··· Items ···
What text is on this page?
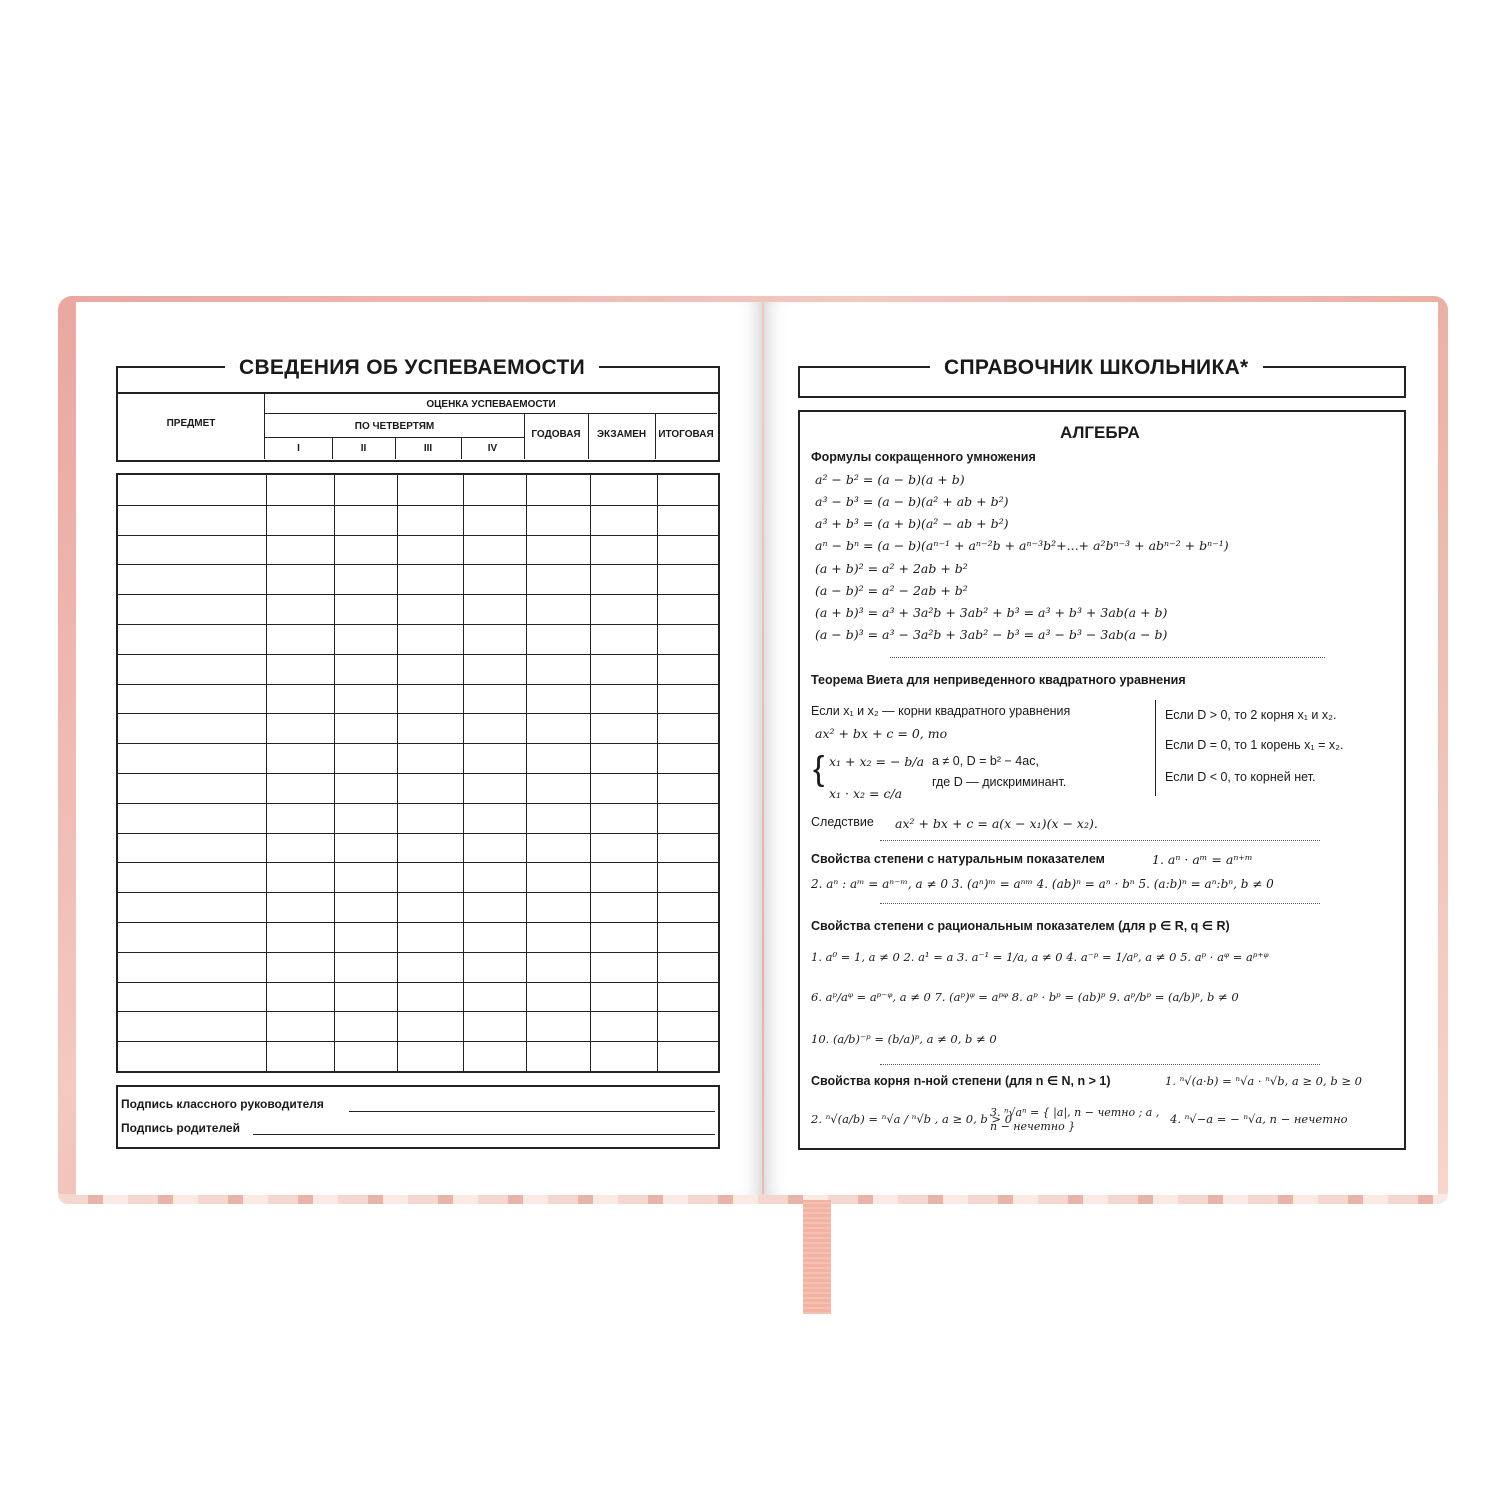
СВЕДЕНИЯ ОБ УСПЕВАЕМОСТИ
ПРЕДМЕТ
ОЦЕНКА УСПЕВАЕМОСТИ
ПО ЧЕТВЕРТЯМ
I	II	III	IV
ГОДОВАЯ	ЭКЗАМЕН	ИТОГОВАЯ
Подпись классного руководителя
Подпись родителей
СПРАВОЧНИК ШКОЛЬНИКА*
АЛГЕБРА
Формулы сокращенного умножения
a² − b² = (a − b)(a + b)
a³ − b³ = (a − b)(a² + ab + b²)
a³ + b³ = (a + b)(a² − ab + b²)
aⁿ − bⁿ = (a − b)(aⁿ⁻¹ + aⁿ⁻²b + aⁿ⁻³b²+...+ a²bⁿ⁻³ + abⁿ⁻² + bⁿ⁻¹)
(a + b)² = a² + 2ab + b²
(a − b)² = a² − 2ab + b²
(a + b)³ = a³ + 3a²b + 3ab² + b³ = a³ + b³ + 3ab(a + b)
(a − b)³ = a³ − 3a²b + 3ab² − b³ = a³ − b³ − 3ab(a − b)
Теорема Виета для неприведенного квадратного уравнения
Если x₁ и x₂ — корни квадратного уравнения
ax² + bx + c = 0, то
{ x₁ + x₂ = − b/a
x₁ · x₂ = c/a
a ≠ 0, D = b² − 4ac,
где D — дискриминант.
Если D > 0, то 2 корня x₁ и x₂.
Если D = 0, то 1 корень x₁ = x₂.
Если D < 0, то корней нет.
Следствие ax² + bx + c = a(x − x₁)(x − x₂).
Свойства степени с натуральным показателем	1. aⁿ · aᵐ = aⁿ⁺ᵐ
2. aⁿ : aᵐ = aⁿ⁻ᵐ, a ≠ 0 3. (aⁿ)ᵐ = aⁿᵐ 4. (ab)ⁿ = aⁿ · bⁿ 5. (a:b)ⁿ = aⁿ:bⁿ, b ≠ 0
Свойства степени с рациональным показателем (для p ∈ R, q ∈ R)
1. a⁰ = 1, a ≠ 0 2. a¹ = a 3. a⁻¹ = 1/a, a ≠ 0 4. a⁻ᵖ = 1/aᵖ, a ≠ 0 5. aᵖ · aᵠ = aᵖ⁺ᵠ
6. aᵖ/aᵠ = aᵖ⁻ᵠ, a ≠ 0 7. (aᵖ)ᵠ = aᵖᵠ 8. aᵖ · bᵖ = (ab)ᵖ 9. aᵖ/bᵖ = (a/b)ᵖ, b ≠ 0
10. (a/b)⁻ᵖ = (b/a)ᵖ, a ≠ 0, b ≠ 0
Свойства корня n-ной степени (для n ∈ N, n > 1)	1. ⁿ√(a·b) = ⁿ√a · ⁿ√b, a ≥ 0, b ≥ 0
2. ⁿ√(a/b) = ⁿ√a / ⁿ√b , a ≥ 0, b > 0
3. ⁿ√aⁿ = { |a|, n − четно ; a , n − нечетно }
4. ⁿ√−a = − ⁿ√a, n − нечетно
···
**Instructions for the task**
Using the records above, retype everything exactly except the pictures.

**Written answer**
What text is on this page?
СВЕДЕНИЯ ОБ УСПЕВАЕМОСТИ
ПРЕДМЕТ
ОЦЕНКА УСПЕВАЕМОСТИ
ПО ЧЕТВЕРТЯМ
I	II	III	IV
ГОДОВАЯ	ЭКЗАМЕН	ИТОГОВАЯ
Подпись классного руководителя
Подпись родителей
СПРАВОЧНИК ШКОЛЬНИКА*
АЛГЕБРА
Формулы сокращенного умножения
a² − b² = (a − b)(a + b)
a³ − b³ = (a − b)(a² + ab + b²)
a³ + b³ = (a + b)(a² − ab + b²)
aⁿ − bⁿ = (a − b)(aⁿ⁻¹ + aⁿ⁻²b + aⁿ⁻³b²+...+ a²bⁿ⁻³ + abⁿ⁻² + bⁿ⁻¹)
(a + b)² = a² + 2ab + b²
(a − b)² = a² − 2ab + b²
(a + b)³ = a³ + 3a²b + 3ab² + b³ = a³ + b³ + 3ab(a + b)
(a − b)³ = a³ − 3a²b + 3ab² − b³ = a³ − b³ − 3ab(a − b)
Теорема Виета для неприведенного квадратного уравнения
Если x₁ и x₂ — корни квадратного уравнения
ax² + bx + c = 0, то
{ x₁ + x₂ = − b/a
x₁ · x₂ = c/a
a ≠ 0, D = b² − 4ac,
где D — дискриминант.
Если D > 0, то 2 корня x₁ и x₂.
Если D = 0, то 1 корень x₁ = x₂.
Если D < 0, то корней нет.
Следствие ax² + bx + c = a(x − x₁)(x − x₂).
Свойства степени с натуральным показателем	1. aⁿ · aᵐ = aⁿ⁺ᵐ
2. aⁿ : aᵐ = aⁿ⁻ᵐ, a ≠ 0 3. (aⁿ)ᵐ = aⁿᵐ 4. (ab)ⁿ = aⁿ · bⁿ 5. (a:b)ⁿ = aⁿ:bⁿ, b ≠ 0
Свойства степени с рациональным показателем (для p ∈ R, q ∈ R)
1. a⁰ = 1, a ≠ 0 2. a¹ = a 3. a⁻¹ = 1/a, a ≠ 0 4. a⁻ᵖ = 1/aᵖ, a ≠ 0 5. aᵖ · aᵠ = aᵖ⁺ᵠ
6. aᵖ/aᵠ = aᵖ⁻ᵠ, a ≠ 0 7. (aᵖ)ᵠ = aᵖᵠ 8. aᵖ · bᵖ = (ab)ᵖ 9. aᵖ/bᵖ = (a/b)ᵖ, b ≠ 0
10. (a/b)⁻ᵖ = (b/a)ᵖ, a ≠ 0, b ≠ 0
Свойства корня n-ной степени (для n ∈ N, n > 1)	1. ⁿ√(a·b) = ⁿ√a · ⁿ√b, a ≥ 0, b ≥ 0
2. ⁿ√(a/b) = ⁿ√a / ⁿ√b , a ≥ 0, b > 0
3. ⁿ√aⁿ = { |a|, n − четно ; a , n − нечетно }
4. ⁿ√−a = − ⁿ√a, n − нечетно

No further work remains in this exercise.